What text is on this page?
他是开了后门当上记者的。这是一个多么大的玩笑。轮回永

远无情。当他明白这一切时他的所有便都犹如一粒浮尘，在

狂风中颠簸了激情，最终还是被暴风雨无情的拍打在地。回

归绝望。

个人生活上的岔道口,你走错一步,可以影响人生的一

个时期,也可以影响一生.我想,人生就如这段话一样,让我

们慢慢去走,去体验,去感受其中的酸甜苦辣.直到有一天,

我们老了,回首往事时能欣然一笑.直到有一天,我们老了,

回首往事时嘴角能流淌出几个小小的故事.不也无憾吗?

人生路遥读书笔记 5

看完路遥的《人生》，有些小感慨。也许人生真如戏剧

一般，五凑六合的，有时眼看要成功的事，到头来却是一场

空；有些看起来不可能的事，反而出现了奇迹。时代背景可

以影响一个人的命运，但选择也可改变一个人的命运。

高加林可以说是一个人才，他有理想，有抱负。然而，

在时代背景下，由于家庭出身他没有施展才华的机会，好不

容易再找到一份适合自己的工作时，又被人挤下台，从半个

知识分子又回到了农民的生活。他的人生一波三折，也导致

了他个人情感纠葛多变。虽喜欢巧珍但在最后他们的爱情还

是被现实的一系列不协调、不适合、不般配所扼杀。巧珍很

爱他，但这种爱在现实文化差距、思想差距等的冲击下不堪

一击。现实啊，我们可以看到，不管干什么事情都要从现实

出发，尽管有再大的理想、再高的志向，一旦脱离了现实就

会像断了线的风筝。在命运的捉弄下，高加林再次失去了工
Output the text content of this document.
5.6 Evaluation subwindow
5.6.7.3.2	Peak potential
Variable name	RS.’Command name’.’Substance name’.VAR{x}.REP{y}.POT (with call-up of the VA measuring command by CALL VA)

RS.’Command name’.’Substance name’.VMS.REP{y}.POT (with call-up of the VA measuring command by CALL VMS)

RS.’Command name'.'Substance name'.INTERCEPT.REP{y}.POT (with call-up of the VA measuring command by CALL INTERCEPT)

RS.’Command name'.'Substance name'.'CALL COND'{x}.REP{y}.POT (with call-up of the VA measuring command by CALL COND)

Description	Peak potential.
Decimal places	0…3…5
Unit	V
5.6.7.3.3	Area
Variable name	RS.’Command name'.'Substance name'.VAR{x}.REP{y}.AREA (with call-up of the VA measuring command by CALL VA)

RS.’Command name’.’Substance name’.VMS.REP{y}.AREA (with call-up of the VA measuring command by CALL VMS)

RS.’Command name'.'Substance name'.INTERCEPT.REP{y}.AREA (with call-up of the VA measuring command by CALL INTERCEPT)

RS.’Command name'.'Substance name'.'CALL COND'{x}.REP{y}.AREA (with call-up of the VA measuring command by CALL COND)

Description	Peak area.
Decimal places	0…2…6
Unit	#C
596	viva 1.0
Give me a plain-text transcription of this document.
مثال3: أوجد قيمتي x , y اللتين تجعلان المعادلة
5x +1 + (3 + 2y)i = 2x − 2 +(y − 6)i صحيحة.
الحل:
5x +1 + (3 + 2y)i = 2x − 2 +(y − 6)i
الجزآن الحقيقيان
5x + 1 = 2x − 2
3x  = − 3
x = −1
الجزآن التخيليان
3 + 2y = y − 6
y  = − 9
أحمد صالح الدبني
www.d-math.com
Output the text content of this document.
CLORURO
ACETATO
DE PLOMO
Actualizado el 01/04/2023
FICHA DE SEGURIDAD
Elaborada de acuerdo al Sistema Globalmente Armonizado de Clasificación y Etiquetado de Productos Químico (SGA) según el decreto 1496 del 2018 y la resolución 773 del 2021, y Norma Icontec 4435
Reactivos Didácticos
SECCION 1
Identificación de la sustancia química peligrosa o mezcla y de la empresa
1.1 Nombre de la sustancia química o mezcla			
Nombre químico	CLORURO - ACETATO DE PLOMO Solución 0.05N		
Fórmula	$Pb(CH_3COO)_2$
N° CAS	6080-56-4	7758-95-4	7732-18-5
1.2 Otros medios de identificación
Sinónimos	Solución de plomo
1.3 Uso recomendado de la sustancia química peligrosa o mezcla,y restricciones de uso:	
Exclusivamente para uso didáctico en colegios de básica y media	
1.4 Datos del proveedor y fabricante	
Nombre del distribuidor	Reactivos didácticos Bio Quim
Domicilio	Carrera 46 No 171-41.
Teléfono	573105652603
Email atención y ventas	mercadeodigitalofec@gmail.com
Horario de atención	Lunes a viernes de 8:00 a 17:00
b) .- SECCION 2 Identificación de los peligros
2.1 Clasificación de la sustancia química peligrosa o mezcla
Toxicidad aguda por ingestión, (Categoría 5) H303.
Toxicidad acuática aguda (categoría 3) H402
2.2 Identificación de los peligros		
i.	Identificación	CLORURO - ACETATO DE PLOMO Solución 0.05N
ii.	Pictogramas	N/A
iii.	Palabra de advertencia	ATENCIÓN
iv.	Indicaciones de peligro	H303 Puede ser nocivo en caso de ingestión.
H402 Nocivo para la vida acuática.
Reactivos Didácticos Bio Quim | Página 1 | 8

» **Problem details**:
Provide the number of lines in these entries that hold the word "CLORURO", without any accompanying text.

» **Answer in full**:
3